# SUS INSTRUCCIONES
Según el texto sobre la Provincia de Hutt River, ¿en qué año secesionó Leonard Casley su finca de Australia?

# TEXTO MOSTRADO
¿Puede bastar un granjero enojado para desestabilizar las fronteras de un estado? Australia ha probado el vigor de ese tipo de ira y la fuerza del ingenio de un particular que se enfrenta a la maquinaría de todo un país.
Todo empezó cuando Leonard Casley compró su gran hacienda agraria en Australia Occidental, a la vera del río Hutt y, para afrontar los problemas económicos que le presentaba la explotación ganadera, Casley se introdujo también en el cultivo del trigo. Es entonces cuando el gobierno fija una cuota de producción que merma los márgenes de beneficio de Casley. Éste se decide entonces a protestar y litigar contra la ley, pero en los tribunales ordinarios no obtiene fruto alguno.
Entonces, en 1970, da un giro brillante a su estrategia: aprovecha vacíos legales para secesionar su finca de Australia y constituirse como estado autónomo: la Provincia de Hutt River. Y de nuevo, cuando recibe serias amenazas de persecución por parte del Primer Ministro, desentierra viejas leyes del Reino Unido para blindarse y erigirse en Príncipe de Hutt River. Incluso llego a declarar una fantasmagórica guerra para poder beneficiarse de la Convención de Ginebra.

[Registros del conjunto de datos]
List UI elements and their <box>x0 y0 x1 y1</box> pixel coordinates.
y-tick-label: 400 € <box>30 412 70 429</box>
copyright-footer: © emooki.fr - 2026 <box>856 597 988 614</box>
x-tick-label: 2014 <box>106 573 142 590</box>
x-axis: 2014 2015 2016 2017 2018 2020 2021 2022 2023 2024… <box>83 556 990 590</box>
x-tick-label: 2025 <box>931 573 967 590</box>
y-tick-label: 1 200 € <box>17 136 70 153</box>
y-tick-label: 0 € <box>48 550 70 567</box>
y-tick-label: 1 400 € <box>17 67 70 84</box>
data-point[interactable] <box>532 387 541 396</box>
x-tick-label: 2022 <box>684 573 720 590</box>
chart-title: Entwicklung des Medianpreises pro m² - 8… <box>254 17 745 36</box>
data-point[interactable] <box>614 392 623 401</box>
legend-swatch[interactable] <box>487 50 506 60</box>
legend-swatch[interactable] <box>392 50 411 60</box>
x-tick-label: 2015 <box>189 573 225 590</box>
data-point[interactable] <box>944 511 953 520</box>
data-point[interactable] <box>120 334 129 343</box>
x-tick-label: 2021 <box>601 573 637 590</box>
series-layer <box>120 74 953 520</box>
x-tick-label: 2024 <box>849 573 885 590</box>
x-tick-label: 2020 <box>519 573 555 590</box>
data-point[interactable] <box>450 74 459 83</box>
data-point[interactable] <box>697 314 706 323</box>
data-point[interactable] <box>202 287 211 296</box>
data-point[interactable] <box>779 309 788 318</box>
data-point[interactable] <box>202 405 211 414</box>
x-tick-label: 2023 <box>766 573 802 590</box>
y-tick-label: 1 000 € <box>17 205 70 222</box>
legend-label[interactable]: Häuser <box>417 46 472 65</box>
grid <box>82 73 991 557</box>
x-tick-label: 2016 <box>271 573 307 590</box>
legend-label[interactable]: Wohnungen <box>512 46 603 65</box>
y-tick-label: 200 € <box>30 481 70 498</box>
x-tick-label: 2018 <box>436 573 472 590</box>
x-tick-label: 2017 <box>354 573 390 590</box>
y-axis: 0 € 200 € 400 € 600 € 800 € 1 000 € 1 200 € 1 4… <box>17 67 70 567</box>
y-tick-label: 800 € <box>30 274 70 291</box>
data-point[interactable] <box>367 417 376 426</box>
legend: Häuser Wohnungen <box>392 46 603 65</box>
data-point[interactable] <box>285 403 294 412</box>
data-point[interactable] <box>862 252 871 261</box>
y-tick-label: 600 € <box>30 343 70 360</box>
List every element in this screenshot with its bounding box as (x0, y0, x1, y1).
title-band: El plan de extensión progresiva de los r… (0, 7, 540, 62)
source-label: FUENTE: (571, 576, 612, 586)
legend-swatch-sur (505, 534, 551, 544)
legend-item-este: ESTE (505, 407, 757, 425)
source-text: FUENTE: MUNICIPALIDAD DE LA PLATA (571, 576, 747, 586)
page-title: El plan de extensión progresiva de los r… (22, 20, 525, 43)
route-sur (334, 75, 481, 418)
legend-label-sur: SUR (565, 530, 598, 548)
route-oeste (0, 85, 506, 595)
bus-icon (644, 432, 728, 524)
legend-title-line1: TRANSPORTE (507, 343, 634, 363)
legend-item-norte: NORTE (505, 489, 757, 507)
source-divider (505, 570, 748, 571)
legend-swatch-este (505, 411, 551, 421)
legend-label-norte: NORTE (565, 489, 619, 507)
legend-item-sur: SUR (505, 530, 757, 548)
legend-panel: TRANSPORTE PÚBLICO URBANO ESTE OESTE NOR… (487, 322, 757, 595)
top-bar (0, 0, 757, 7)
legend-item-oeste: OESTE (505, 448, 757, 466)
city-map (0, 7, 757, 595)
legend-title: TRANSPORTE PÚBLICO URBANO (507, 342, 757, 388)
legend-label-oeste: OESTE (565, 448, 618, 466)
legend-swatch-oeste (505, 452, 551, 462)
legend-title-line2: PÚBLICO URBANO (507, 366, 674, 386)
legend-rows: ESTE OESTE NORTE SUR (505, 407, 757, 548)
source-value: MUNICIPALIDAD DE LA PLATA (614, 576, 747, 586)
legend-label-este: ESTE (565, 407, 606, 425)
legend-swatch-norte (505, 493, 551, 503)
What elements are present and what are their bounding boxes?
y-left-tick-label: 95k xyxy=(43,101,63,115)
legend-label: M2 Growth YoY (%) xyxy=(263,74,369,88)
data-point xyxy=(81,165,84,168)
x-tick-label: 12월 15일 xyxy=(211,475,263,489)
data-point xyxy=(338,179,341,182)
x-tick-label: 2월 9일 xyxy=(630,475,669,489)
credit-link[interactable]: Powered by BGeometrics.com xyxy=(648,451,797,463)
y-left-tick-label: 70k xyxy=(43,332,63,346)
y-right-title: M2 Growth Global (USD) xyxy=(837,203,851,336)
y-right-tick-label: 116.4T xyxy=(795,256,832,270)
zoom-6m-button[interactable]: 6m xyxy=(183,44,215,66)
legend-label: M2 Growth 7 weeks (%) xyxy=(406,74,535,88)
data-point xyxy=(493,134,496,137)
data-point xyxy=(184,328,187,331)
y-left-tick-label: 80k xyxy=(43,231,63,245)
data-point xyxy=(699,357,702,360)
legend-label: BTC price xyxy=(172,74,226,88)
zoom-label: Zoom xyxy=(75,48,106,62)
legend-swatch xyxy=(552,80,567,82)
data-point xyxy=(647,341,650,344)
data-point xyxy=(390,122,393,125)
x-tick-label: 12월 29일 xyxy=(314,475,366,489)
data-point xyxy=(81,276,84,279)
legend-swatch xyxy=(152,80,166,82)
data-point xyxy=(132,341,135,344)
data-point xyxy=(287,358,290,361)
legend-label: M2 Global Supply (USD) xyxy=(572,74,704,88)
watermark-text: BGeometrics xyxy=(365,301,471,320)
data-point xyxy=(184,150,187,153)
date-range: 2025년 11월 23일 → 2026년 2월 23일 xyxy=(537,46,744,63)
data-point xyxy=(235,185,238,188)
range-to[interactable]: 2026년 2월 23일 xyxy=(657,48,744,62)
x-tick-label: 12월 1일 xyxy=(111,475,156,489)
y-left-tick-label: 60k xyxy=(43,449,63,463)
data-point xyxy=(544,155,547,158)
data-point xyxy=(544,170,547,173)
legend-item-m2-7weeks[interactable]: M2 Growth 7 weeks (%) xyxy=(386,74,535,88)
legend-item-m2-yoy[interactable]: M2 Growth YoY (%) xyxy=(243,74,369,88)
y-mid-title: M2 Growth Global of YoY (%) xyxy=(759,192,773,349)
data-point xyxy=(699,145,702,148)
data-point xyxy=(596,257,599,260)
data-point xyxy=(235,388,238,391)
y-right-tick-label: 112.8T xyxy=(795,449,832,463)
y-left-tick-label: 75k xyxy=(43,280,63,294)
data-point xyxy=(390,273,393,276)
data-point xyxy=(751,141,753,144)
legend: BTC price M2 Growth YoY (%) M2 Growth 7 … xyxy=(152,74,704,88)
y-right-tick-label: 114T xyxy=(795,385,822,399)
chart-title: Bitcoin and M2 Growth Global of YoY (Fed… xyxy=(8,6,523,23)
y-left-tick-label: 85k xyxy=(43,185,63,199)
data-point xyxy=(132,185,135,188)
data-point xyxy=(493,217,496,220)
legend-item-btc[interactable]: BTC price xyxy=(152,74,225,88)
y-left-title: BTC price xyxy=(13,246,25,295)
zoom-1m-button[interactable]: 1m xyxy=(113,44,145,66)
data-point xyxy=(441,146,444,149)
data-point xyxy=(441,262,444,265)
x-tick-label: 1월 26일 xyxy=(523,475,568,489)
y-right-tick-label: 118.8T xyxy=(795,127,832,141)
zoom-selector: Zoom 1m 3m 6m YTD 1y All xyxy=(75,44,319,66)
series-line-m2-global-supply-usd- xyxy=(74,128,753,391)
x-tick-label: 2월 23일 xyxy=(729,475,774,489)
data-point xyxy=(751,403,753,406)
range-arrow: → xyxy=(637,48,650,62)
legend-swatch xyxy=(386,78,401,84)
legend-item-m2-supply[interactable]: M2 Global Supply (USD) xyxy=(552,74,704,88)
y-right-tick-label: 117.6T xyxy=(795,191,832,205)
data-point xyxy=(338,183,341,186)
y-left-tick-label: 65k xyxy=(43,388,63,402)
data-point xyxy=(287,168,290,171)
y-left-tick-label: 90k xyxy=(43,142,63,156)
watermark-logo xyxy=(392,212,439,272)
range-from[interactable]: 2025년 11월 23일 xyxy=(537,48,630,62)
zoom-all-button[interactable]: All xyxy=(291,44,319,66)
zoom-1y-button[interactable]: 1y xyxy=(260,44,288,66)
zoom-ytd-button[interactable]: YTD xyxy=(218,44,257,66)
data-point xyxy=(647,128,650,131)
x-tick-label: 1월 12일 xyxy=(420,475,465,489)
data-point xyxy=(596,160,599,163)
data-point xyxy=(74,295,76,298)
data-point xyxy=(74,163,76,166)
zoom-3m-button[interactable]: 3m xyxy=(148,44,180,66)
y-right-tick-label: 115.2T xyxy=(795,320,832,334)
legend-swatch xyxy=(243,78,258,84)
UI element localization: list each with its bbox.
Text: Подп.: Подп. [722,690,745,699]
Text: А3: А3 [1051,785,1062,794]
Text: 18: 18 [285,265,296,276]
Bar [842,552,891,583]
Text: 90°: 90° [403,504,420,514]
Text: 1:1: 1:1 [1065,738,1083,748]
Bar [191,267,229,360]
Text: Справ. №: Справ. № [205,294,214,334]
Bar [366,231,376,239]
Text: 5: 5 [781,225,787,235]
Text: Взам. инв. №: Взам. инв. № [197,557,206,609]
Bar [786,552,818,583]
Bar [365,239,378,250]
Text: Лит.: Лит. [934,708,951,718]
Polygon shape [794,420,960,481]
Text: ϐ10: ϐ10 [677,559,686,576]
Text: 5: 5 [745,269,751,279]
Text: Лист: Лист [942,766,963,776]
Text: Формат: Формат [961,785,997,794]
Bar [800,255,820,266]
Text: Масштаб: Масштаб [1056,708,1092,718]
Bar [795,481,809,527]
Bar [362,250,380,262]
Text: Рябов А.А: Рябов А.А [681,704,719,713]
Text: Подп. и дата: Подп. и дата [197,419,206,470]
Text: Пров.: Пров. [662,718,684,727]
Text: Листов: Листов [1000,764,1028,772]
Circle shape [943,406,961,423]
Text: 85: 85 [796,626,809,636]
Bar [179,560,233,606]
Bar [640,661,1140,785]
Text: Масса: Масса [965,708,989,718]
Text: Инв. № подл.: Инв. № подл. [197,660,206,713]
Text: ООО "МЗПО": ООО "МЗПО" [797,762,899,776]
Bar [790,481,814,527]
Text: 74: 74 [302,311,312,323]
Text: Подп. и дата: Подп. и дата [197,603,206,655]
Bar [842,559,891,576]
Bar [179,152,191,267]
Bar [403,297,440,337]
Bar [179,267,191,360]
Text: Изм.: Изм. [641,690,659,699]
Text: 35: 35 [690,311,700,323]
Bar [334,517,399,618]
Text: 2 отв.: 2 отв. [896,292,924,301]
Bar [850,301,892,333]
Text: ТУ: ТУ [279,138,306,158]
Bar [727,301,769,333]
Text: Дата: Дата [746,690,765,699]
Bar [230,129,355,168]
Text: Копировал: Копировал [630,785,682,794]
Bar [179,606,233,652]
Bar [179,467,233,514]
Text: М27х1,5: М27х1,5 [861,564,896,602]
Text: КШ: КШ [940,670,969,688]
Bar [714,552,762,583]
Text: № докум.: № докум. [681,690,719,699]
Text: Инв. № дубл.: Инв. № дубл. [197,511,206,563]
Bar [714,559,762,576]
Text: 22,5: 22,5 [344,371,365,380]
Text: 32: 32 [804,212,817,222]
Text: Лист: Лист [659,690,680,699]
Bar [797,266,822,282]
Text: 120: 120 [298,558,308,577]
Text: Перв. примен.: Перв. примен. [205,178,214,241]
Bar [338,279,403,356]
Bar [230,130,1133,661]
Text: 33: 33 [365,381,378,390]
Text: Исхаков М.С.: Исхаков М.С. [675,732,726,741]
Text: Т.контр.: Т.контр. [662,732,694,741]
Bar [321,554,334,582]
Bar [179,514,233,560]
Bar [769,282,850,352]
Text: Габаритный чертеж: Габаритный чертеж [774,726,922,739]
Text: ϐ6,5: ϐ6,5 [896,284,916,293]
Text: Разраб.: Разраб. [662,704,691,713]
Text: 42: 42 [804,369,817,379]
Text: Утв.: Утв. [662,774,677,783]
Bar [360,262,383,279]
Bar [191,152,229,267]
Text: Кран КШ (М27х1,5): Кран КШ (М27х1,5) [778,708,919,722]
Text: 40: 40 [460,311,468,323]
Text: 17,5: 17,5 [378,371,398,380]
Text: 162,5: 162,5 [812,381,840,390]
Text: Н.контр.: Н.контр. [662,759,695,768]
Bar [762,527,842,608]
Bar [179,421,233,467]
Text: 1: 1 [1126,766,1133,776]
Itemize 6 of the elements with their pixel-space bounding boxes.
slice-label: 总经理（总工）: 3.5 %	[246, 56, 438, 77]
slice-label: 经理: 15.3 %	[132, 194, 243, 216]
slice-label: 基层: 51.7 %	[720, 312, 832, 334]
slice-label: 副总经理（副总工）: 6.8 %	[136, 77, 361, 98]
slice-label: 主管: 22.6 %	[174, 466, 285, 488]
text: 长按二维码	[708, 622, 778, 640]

# RESPUESTA
En 1970.